• Figure content listings:
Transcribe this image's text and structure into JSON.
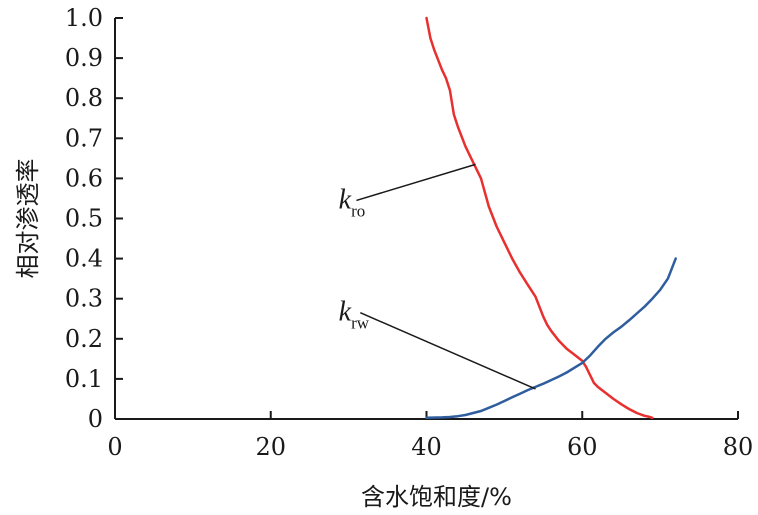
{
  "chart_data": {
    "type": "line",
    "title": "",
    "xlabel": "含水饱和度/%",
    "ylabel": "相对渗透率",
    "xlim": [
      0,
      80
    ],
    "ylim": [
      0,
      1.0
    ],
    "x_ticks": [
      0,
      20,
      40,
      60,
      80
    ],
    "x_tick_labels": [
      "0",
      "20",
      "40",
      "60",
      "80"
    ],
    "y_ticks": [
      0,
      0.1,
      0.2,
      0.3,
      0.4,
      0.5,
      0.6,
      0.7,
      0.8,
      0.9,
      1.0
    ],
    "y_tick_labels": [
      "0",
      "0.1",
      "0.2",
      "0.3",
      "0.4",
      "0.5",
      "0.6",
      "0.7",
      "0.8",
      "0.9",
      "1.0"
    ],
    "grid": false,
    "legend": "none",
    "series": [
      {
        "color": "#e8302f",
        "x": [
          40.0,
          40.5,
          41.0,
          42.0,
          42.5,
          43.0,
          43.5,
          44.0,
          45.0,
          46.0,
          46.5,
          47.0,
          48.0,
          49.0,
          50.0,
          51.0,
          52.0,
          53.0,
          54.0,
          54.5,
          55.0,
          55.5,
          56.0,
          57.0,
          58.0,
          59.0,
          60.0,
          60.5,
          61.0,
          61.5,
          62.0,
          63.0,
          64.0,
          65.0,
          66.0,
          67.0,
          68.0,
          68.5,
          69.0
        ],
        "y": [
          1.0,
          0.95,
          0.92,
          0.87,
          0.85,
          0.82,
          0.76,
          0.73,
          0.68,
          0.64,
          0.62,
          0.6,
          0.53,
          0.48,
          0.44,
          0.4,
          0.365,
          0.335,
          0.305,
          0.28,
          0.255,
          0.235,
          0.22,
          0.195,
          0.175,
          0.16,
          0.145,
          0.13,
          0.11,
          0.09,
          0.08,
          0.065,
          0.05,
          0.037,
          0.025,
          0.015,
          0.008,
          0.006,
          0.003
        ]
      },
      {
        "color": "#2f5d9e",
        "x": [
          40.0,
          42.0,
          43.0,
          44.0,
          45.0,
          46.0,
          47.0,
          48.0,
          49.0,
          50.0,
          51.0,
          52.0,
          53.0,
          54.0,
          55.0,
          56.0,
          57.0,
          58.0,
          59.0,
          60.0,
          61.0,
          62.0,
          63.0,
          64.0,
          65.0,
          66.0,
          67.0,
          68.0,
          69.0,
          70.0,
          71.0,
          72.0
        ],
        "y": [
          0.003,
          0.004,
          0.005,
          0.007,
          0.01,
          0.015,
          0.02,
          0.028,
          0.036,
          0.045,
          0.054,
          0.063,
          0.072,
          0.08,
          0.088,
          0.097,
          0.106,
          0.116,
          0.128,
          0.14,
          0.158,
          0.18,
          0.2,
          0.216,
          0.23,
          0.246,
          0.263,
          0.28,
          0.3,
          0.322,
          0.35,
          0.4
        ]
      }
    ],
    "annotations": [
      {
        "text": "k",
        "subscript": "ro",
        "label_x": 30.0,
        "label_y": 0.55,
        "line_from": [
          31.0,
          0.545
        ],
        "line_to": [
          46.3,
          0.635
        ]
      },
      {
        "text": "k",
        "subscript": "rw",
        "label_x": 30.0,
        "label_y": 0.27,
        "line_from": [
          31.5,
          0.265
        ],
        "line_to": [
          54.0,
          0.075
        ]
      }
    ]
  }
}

• WHAT IS EXPECTED:
Pictures in the records should not appear in your copy, but everything else must be transcribed exactly.

• RESULT:
Transcribe this image's text and structure into JSON.
{
  "chart_data": {
    "type": "line",
    "title": "",
    "xlabel": "含水饱和度/%",
    "ylabel": "相对渗透率",
    "xlim": [
      0,
      80
    ],
    "ylim": [
      0,
      1.0
    ],
    "x_ticks": [
      0,
      20,
      40,
      60,
      80
    ],
    "x_tick_labels": [
      "0",
      "20",
      "40",
      "60",
      "80"
    ],
    "y_ticks": [
      0,
      0.1,
      0.2,
      0.3,
      0.4,
      0.5,
      0.6,
      0.7,
      0.8,
      0.9,
      1.0
    ],
    "y_tick_labels": [
      "0",
      "0.1",
      "0.2",
      "0.3",
      "0.4",
      "0.5",
      "0.6",
      "0.7",
      "0.8",
      "0.9",
      "1.0"
    ],
    "grid": false,
    "legend": "none",
    "series": [
      {
        "color": "#e8302f",
        "x": [
          40.0,
          40.5,
          41.0,
          42.0,
          42.5,
          43.0,
          43.5,
          44.0,
          45.0,
          46.0,
          46.5,
          47.0,
          48.0,
          49.0,
          50.0,
          51.0,
          52.0,
          53.0,
          54.0,
          54.5,
          55.0,
          55.5,
          56.0,
          57.0,
          58.0,
          59.0,
          60.0,
          60.5,
          61.0,
          61.5,
          62.0,
          63.0,
          64.0,
          65.0,
          66.0,
          67.0,
          68.0,
          68.5,
          69.0
        ],
        "y": [
          1.0,
          0.95,
          0.92,
          0.87,
          0.85,
          0.82,
          0.76,
          0.73,
          0.68,
          0.64,
          0.62,
          0.6,
          0.53,
          0.48,
          0.44,
          0.4,
          0.365,
          0.335,
          0.305,
          0.28,
          0.255,
          0.235,
          0.22,
          0.195,
          0.175,
          0.16,
          0.145,
          0.13,
          0.11,
          0.09,
          0.08,
          0.065,
          0.05,
          0.037,
          0.025,
          0.015,
          0.008,
          0.006,
          0.003
        ]
      },
      {
        "color": "#2f5d9e",
        "x": [
          40.0,
          42.0,
          43.0,
          44.0,
          45.0,
          46.0,
          47.0,
          48.0,
          49.0,
          50.0,
          51.0,
          52.0,
          53.0,
          54.0,
          55.0,
          56.0,
          57.0,
          58.0,
          59.0,
          60.0,
          61.0,
          62.0,
          63.0,
          64.0,
          65.0,
          66.0,
          67.0,
          68.0,
          69.0,
          70.0,
          71.0,
          72.0
        ],
        "y": [
          0.003,
          0.004,
          0.005,
          0.007,
          0.01,
          0.015,
          0.02,
          0.028,
          0.036,
          0.045,
          0.054,
          0.063,
          0.072,
          0.08,
          0.088,
          0.097,
          0.106,
          0.116,
          0.128,
          0.14,
          0.158,
          0.18,
          0.2,
          0.216,
          0.23,
          0.246,
          0.263,
          0.28,
          0.3,
          0.322,
          0.35,
          0.4
        ]
      }
    ],
    "annotations": [
      {
        "text": "k",
        "subscript": "ro",
        "label_x": 30.0,
        "label_y": 0.55,
        "line_from": [
          31.0,
          0.545
        ],
        "line_to": [
          46.3,
          0.635
        ]
      },
      {
        "text": "k",
        "subscript": "rw",
        "label_x": 30.0,
        "label_y": 0.27,
        "line_from": [
          31.5,
          0.265
        ],
        "line_to": [
          54.0,
          0.075
        ]
      }
    ]
  }
}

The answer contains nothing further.